* [GOAL] Look through the lines below and extract each one that contains "test".

* [INFORMATION PROVIDED]

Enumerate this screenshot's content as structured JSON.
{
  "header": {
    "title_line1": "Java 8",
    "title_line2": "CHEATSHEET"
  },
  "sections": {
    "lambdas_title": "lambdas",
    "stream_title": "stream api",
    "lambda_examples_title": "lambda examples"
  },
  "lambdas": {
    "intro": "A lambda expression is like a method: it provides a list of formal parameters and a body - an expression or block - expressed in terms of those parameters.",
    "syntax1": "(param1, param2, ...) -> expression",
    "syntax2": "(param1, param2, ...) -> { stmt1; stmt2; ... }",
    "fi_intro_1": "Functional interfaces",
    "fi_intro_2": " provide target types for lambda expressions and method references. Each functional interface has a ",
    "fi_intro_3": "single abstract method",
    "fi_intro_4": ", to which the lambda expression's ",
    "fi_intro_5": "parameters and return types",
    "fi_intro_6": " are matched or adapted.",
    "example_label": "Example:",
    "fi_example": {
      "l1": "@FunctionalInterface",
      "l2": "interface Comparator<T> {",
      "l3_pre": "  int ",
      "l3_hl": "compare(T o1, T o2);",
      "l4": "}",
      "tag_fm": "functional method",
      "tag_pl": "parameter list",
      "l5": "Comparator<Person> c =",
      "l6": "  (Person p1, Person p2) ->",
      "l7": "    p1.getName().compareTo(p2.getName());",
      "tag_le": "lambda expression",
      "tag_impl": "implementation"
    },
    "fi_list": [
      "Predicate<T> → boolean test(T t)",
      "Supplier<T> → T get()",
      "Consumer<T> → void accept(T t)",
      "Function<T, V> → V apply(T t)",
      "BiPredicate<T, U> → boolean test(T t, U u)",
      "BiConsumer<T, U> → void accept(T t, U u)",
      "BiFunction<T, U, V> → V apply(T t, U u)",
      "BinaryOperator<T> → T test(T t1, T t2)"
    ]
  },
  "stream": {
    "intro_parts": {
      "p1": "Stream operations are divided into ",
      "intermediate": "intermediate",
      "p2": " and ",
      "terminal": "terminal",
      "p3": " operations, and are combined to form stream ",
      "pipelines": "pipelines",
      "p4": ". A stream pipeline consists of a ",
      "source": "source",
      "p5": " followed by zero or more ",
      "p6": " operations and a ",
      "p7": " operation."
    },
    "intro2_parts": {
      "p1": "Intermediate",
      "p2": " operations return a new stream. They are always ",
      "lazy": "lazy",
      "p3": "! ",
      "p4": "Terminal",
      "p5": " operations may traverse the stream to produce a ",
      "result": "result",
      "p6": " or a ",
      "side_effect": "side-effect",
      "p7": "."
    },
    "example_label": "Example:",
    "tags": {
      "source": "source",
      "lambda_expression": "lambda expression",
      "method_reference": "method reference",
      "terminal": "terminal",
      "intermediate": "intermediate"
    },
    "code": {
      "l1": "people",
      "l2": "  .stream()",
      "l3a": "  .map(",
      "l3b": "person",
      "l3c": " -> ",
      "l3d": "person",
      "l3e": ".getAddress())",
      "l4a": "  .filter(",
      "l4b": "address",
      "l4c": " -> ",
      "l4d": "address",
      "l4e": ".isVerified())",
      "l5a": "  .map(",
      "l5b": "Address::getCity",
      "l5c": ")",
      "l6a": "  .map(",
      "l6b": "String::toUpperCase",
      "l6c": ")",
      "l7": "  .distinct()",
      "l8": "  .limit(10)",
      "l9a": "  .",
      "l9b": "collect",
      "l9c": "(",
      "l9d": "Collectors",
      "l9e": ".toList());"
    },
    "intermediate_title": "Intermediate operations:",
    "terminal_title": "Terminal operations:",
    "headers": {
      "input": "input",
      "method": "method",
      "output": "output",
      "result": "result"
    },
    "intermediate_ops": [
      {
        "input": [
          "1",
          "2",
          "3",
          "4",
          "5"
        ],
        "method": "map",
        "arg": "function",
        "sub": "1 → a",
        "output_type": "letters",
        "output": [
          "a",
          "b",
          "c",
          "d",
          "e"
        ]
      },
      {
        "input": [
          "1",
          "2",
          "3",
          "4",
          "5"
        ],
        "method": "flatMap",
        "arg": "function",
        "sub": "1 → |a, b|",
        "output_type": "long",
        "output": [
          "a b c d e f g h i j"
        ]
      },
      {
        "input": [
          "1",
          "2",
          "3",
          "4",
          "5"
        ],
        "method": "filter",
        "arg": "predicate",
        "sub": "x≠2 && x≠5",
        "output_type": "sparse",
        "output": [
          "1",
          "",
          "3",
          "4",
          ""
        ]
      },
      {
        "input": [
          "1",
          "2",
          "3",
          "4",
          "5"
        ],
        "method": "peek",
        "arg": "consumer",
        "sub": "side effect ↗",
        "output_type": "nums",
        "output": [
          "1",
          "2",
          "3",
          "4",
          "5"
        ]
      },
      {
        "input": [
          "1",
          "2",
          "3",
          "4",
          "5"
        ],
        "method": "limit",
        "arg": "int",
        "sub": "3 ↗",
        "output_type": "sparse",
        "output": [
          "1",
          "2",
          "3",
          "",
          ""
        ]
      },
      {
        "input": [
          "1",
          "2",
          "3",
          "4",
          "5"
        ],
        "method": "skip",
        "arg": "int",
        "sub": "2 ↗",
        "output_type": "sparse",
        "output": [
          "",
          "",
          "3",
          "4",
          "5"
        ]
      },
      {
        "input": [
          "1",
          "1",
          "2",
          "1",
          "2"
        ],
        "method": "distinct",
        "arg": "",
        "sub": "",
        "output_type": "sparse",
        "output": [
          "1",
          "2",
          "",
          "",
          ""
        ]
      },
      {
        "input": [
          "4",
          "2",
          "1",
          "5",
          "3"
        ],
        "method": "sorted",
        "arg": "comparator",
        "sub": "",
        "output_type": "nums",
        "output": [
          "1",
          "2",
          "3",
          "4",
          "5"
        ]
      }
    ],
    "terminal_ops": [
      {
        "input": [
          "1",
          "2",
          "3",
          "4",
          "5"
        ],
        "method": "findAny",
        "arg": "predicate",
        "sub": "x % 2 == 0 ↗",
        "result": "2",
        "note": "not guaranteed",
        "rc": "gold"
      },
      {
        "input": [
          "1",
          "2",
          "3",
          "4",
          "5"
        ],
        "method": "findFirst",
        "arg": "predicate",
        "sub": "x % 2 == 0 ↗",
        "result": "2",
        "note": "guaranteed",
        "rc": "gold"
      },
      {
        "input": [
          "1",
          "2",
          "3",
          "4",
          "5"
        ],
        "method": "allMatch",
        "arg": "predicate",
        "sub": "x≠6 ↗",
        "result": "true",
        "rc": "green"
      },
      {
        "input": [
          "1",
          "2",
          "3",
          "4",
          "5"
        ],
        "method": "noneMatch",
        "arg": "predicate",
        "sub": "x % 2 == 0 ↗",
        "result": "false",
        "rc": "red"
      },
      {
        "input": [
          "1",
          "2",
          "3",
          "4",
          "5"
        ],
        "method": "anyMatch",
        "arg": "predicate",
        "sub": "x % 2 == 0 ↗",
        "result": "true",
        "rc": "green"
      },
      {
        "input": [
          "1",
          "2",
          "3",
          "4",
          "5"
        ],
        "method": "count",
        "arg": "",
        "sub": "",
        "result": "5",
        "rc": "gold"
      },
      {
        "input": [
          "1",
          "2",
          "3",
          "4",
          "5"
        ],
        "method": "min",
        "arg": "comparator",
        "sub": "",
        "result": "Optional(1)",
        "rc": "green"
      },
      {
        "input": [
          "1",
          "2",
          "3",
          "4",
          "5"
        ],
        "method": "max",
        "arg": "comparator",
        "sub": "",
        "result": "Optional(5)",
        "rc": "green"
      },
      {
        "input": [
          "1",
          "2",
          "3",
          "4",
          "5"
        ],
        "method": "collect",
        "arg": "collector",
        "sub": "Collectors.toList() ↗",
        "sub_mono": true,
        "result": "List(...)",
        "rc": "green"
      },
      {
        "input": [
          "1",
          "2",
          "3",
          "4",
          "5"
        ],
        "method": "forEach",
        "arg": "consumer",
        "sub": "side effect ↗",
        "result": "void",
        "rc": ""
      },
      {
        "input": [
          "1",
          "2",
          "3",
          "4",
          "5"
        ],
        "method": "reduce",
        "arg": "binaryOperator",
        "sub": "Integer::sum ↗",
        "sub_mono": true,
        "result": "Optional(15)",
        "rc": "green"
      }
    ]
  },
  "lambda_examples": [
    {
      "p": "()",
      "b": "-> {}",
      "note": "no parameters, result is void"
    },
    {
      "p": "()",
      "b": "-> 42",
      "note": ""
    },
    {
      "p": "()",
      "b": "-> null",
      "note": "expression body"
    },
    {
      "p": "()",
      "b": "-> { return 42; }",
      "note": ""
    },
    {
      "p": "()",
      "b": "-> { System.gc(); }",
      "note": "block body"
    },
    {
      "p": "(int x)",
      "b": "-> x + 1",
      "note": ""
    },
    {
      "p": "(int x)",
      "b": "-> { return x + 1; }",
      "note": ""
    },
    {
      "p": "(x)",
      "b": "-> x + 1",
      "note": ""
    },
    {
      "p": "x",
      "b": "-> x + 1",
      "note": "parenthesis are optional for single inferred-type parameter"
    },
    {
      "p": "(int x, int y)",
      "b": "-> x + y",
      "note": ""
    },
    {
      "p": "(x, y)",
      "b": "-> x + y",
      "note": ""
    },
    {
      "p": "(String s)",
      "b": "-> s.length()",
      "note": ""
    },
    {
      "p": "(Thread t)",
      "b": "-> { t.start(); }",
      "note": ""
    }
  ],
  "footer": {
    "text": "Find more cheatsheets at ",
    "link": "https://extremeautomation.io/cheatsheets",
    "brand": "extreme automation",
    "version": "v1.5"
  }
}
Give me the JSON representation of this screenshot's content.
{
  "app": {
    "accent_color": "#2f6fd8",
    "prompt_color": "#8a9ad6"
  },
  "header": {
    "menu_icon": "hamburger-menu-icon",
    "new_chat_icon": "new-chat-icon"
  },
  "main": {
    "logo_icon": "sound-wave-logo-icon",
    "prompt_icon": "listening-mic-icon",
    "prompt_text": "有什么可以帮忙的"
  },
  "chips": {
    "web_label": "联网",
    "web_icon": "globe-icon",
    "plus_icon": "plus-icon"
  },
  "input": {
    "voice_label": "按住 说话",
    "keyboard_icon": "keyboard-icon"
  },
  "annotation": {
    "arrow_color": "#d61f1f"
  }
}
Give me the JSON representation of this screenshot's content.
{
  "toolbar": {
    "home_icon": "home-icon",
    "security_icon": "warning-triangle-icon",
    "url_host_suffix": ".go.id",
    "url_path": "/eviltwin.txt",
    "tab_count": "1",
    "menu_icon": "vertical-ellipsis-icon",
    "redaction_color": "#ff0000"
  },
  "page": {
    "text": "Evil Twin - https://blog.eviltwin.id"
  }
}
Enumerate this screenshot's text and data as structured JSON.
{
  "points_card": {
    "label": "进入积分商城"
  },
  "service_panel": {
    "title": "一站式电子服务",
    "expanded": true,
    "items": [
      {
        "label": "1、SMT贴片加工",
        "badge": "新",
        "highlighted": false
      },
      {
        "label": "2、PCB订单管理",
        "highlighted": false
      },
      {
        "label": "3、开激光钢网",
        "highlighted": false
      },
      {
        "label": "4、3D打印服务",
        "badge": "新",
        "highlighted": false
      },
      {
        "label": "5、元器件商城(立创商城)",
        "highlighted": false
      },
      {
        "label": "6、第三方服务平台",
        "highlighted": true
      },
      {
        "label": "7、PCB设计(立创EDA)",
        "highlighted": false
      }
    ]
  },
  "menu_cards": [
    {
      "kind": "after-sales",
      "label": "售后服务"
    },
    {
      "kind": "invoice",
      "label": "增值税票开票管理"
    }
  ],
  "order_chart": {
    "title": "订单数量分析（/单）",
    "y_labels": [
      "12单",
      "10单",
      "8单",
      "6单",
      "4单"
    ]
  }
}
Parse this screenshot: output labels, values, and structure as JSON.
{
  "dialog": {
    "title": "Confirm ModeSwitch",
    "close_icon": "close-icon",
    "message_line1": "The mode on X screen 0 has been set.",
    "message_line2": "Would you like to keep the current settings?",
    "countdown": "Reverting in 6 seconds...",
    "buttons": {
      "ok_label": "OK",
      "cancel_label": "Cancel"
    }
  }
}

* [RESULT OF THE EXERCISE]
      "Predicate<T> → boolean test(T t)",
      "BiPredicate<T, U> → boolean test(T t, U u)",
      "BinaryOperator<T> → T test(T t1, T t2)"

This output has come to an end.